Source data:
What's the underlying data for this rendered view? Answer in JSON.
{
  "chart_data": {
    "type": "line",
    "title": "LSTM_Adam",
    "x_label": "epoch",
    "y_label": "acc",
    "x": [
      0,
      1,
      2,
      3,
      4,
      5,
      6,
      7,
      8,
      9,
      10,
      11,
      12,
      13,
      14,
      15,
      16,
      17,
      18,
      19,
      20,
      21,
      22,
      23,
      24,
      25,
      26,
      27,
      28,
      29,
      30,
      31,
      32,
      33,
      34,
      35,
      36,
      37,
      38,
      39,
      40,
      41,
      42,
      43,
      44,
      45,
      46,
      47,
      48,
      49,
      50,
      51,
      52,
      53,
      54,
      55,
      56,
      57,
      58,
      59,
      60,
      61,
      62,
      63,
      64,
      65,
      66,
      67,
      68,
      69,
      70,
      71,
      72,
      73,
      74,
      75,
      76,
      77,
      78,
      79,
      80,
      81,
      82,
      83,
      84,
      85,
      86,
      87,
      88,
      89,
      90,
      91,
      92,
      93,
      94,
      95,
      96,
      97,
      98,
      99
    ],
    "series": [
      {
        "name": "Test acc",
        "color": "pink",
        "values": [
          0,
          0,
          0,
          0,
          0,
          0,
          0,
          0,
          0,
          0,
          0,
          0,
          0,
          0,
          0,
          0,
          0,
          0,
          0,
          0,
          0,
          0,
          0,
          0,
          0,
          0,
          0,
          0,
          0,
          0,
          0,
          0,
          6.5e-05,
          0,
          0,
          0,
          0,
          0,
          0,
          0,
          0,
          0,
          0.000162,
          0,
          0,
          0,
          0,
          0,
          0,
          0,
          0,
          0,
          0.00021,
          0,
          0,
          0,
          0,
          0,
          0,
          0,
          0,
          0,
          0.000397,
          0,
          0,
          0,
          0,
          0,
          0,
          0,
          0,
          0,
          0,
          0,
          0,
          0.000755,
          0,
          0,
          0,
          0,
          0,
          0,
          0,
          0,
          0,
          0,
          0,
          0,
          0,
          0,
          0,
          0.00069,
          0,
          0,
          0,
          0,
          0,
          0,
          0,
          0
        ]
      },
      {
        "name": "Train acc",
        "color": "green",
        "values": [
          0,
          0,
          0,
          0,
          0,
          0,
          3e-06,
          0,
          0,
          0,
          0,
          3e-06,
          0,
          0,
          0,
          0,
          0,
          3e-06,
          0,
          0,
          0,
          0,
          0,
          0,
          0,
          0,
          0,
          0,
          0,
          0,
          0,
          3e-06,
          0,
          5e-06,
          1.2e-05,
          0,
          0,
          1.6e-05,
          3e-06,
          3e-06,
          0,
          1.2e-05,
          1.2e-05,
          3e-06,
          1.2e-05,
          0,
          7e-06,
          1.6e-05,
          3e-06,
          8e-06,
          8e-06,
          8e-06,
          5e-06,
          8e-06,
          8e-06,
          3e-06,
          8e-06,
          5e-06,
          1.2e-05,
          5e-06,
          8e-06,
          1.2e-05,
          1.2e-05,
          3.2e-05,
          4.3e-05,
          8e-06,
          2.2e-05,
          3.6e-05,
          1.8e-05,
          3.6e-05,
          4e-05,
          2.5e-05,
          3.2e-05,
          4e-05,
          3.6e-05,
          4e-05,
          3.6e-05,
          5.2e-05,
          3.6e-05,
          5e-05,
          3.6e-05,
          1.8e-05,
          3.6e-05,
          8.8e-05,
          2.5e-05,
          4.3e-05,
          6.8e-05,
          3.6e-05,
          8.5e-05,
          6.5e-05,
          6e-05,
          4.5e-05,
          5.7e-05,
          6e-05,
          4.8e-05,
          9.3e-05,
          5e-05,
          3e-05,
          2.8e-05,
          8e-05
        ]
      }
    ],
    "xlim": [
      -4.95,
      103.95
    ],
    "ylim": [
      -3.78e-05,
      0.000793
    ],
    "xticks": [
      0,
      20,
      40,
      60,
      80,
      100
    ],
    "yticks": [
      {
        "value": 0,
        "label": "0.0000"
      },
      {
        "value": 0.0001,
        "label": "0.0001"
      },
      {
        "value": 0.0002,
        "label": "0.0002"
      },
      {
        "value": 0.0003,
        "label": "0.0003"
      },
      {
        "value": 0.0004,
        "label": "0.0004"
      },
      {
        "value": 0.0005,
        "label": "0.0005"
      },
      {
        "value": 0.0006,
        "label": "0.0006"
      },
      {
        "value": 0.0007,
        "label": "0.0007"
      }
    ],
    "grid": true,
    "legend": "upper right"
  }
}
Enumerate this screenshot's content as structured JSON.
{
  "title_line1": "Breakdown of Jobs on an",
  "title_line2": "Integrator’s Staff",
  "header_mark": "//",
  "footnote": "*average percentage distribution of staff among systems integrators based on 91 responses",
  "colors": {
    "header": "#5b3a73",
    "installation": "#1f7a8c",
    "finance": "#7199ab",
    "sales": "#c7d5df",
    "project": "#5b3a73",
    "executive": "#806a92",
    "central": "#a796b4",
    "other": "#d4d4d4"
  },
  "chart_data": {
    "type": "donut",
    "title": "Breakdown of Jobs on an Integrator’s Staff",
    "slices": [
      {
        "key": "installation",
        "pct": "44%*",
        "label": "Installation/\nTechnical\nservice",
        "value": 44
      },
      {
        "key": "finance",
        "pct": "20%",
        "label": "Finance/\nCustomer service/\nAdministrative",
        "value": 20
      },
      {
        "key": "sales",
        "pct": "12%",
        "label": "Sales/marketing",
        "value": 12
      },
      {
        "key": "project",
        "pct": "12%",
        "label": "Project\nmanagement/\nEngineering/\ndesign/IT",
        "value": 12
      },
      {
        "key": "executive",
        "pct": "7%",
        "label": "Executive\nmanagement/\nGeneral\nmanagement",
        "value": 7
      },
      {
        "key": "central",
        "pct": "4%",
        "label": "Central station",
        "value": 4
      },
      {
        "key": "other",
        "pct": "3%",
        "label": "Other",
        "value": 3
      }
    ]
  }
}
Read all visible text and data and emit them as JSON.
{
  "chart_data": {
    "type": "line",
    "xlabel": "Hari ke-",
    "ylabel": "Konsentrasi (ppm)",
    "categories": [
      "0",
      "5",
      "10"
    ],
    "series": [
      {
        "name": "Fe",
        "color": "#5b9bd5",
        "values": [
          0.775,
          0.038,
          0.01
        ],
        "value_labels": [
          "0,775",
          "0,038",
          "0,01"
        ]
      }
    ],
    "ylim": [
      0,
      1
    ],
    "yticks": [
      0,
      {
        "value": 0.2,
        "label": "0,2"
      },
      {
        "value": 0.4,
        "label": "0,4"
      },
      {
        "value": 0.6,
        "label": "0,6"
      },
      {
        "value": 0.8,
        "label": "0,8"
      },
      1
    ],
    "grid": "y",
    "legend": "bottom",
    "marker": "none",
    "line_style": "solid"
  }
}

Your instructions: Return all of the entries exactly as they were supplied.

Written solution:
What's the underlying data for this rendered view? Answer in JSON.
{
  "chart_data": {
    "type": "line",
    "title": "LSTM_Adam",
    "x_label": "epoch",
    "y_label": "acc",
    "x": [
      0,
      1,
      2,
      3,
      4,
      5,
      6,
      7,
      8,
      9,
      10,
      11,
      12,
      13,
      14,
      15,
      16,
      17,
      18,
      19,
      20,
      21,
      22,
      23,
      24,
      25,
      26,
      27,
      28,
      29,
      30,
      31,
      32,
      33,
      34,
      35,
      36,
      37,
      38,
      39,
      40,
      41,
      42,
      43,
      44,
      45,
      46,
      47,
      48,
      49,
      50,
      51,
      52,
      53,
      54,
      55,
      56,
      57,
      58,
      59,
      60,
      61,
      62,
      63,
      64,
      65,
      66,
      67,
      68,
      69,
      70,
      71,
      72,
      73,
      74,
      75,
      76,
      77,
      78,
      79,
      80,
      81,
      82,
      83,
      84,
      85,
      86,
      87,
      88,
      89,
      90,
      91,
      92,
      93,
      94,
      95,
      96,
      97,
      98,
      99
    ],
    "series": [
      {
        "name": "Test acc",
        "color": "pink",
        "values": [
          0,
          0,
          0,
          0,
          0,
          0,
          0,
          0,
          0,
          0,
          0,
          0,
          0,
          0,
          0,
          0,
          0,
          0,
          0,
          0,
          0,
          0,
          0,
          0,
          0,
          0,
          0,
          0,
          0,
          0,
          0,
          0,
          6.5e-05,
          0,
          0,
          0,
          0,
          0,
          0,
          0,
          0,
          0,
          0.000162,
          0,
          0,
          0,
          0,
          0,
          0,
          0,
          0,
          0,
          0.00021,
          0,
          0,
          0,
          0,
          0,
          0,
          0,
          0,
          0,
          0.000397,
          0,
          0,
          0,
          0,
          0,
          0,
          0,
          0,
          0,
          0,
          0,
          0,
          0.000755,
          0,
          0,
          0,
          0,
          0,
          0,
          0,
          0,
          0,
          0,
          0,
          0,
          0,
          0,
          0,
          0.00069,
          0,
          0,
          0,
          0,
          0,
          0,
          0,
          0
        ]
      },
      {
        "name": "Train acc",
        "color": "green",
        "values": [
          0,
          0,
          0,
          0,
          0,
          0,
          3e-06,
          0,
          0,
          0,
          0,
          3e-06,
          0,
          0,
          0,
          0,
          0,
          3e-06,
          0,
          0,
          0,
          0,
          0,
          0,
          0,
          0,
          0,
          0,
          0,
          0,
          0,
          3e-06,
          0,
          5e-06,
          1.2e-05,
          0,
          0,
          1.6e-05,
          3e-06,
          3e-06,
          0,
          1.2e-05,
          1.2e-05,
          3e-06,
          1.2e-05,
          0,
          7e-06,
          1.6e-05,
          3e-06,
          8e-06,
          8e-06,
          8e-06,
          5e-06,
          8e-06,
          8e-06,
          3e-06,
          8e-06,
          5e-06,
          1.2e-05,
          5e-06,
          8e-06,
          1.2e-05,
          1.2e-05,
          3.2e-05,
          4.3e-05,
          8e-06,
          2.2e-05,
          3.6e-05,
          1.8e-05,
          3.6e-05,
          4e-05,
          2.5e-05,
          3.2e-05,
          4e-05,
          3.6e-05,
          4e-05,
          3.6e-05,
          5.2e-05,
          3.6e-05,
          5e-05,
          3.6e-05,
          1.8e-05,
          3.6e-05,
          8.8e-05,
          2.5e-05,
          4.3e-05,
          6.8e-05,
          3.6e-05,
          8.5e-05,
          6.5e-05,
          6e-05,
          4.5e-05,
          5.7e-05,
          6e-05,
          4.8e-05,
          9.3e-05,
          5e-05,
          3e-05,
          2.8e-05,
          8e-05
        ]
      }
    ],
    "xlim": [
      -4.95,
      103.95
    ],
    "ylim": [
      -3.78e-05,
      0.000793
    ],
    "xticks": [
      0,
      20,
      40,
      60,
      80,
      100
    ],
    "yticks": [
      {
        "value": 0,
        "label": "0.0000"
      },
      {
        "value": 0.0001,
        "label": "0.0001"
      },
      {
        "value": 0.0002,
        "label": "0.0002"
      },
      {
        "value": 0.0003,
        "label": "0.0003"
      },
      {
        "value": 0.0004,
        "label": "0.0004"
      },
      {
        "value": 0.0005,
        "label": "0.0005"
      },
      {
        "value": 0.0006,
        "label": "0.0006"
      },
      {
        "value": 0.0007,
        "label": "0.0007"
      }
    ],
    "grid": true,
    "legend": "upper right"
  }
}
Enumerate this screenshot's content as structured JSON.
{
  "title_line1": "Breakdown of Jobs on an",
  "title_line2": "Integrator’s Staff",
  "header_mark": "//",
  "footnote": "*average percentage distribution of staff among systems integrators based on 91 responses",
  "colors": {
    "header": "#5b3a73",
    "installation": "#1f7a8c",
    "finance": "#7199ab",
    "sales": "#c7d5df",
    "project": "#5b3a73",
    "executive": "#806a92",
    "central": "#a796b4",
    "other": "#d4d4d4"
  },
  "chart_data": {
    "type": "donut",
    "title": "Breakdown of Jobs on an Integrator’s Staff",
    "slices": [
      {
        "key": "installation",
        "pct": "44%*",
        "label": "Installation/\nTechnical\nservice",
        "value": 44
      },
      {
        "key": "finance",
        "pct": "20%",
        "label": "Finance/\nCustomer service/\nAdministrative",
        "value": 20
      },
      {
        "key": "sales",
        "pct": "12%",
        "label": "Sales/marketing",
        "value": 12
      },
      {
        "key": "project",
        "pct": "12%",
        "label": "Project\nmanagement/\nEngineering/\ndesign/IT",
        "value": 12
      },
      {
        "key": "executive",
        "pct": "7%",
        "label": "Executive\nmanagement/\nGeneral\nmanagement",
        "value": 7
      },
      {
        "key": "central",
        "pct": "4%",
        "label": "Central station",
        "value": 4
      },
      {
        "key": "other",
        "pct": "3%",
        "label": "Other",
        "value": 3
      }
    ]
  }
}
Read all visible text and data and emit them as JSON.
{
  "chart_data": {
    "type": "line",
    "xlabel": "Hari ke-",
    "ylabel": "Konsentrasi (ppm)",
    "categories": [
      "0",
      "5",
      "10"
    ],
    "series": [
      {
        "name": "Fe",
        "color": "#5b9bd5",
        "values": [
          0.775,
          0.038,
          0.01
        ],
        "value_labels": [
          "0,775",
          "0,038",
          "0,01"
        ]
      }
    ],
    "ylim": [
      0,
      1
    ],
    "yticks": [
      0,
      {
        "value": 0.2,
        "label": "0,2"
      },
      {
        "value": 0.4,
        "label": "0,4"
      },
      {
        "value": 0.6,
        "label": "0,6"
      },
      {
        "value": 0.8,
        "label": "0,8"
      },
      1
    ],
    "grid": "y",
    "legend": "bottom",
    "marker": "none",
    "line_style": "solid"
  }
}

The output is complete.